[BEGIN The input]
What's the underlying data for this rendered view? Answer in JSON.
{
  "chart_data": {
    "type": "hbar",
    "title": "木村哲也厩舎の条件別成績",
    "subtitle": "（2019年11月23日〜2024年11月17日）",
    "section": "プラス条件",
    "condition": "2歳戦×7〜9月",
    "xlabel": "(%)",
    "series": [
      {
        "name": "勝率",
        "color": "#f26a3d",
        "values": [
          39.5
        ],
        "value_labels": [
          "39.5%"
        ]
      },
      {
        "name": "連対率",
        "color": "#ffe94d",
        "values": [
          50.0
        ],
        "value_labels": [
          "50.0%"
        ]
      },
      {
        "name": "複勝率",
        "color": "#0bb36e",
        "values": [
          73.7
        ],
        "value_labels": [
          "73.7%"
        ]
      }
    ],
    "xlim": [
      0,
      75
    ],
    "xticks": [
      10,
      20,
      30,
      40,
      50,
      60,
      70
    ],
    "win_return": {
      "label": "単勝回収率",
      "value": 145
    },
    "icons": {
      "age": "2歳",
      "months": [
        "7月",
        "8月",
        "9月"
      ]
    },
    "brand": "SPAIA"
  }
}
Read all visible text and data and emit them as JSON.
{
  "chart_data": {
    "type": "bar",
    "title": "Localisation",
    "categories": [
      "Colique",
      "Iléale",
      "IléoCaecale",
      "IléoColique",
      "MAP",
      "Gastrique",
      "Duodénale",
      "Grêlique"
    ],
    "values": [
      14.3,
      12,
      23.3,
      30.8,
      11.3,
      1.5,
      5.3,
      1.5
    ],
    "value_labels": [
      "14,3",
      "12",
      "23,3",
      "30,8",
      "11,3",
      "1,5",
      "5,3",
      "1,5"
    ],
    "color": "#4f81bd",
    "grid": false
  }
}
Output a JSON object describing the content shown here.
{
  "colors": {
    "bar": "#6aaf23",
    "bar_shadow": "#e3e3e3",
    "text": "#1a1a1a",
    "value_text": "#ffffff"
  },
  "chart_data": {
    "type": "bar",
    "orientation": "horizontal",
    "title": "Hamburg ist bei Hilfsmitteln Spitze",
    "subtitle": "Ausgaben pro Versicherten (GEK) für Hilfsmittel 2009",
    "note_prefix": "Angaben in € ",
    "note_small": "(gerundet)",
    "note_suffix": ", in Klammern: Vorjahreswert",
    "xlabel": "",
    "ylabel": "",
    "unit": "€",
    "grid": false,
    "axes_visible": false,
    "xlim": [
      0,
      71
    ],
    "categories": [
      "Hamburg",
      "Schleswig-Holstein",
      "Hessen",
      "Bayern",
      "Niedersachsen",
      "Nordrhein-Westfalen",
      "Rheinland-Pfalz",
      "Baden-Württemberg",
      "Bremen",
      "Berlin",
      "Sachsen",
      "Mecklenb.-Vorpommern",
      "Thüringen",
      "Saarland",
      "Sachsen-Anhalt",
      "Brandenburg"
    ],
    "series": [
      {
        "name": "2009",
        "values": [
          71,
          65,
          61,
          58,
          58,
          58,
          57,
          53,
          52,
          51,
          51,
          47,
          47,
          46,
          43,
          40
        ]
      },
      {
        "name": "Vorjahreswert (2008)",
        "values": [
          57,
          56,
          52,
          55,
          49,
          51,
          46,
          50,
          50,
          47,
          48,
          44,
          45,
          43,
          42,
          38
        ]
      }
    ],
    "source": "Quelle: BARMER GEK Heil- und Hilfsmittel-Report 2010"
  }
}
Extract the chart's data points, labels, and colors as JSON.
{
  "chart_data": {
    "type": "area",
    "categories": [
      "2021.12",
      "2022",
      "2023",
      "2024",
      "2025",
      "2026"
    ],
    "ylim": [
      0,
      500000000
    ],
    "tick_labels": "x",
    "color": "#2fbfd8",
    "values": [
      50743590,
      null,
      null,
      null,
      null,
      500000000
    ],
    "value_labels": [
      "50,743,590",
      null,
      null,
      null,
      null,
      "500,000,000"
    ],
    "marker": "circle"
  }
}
[END The input]
## Problem details
Identify all lines where the word "false" shows up. Copy them.

## Answer to the problem
    "grid": false
    "grid": false,
    "axes_visible": false,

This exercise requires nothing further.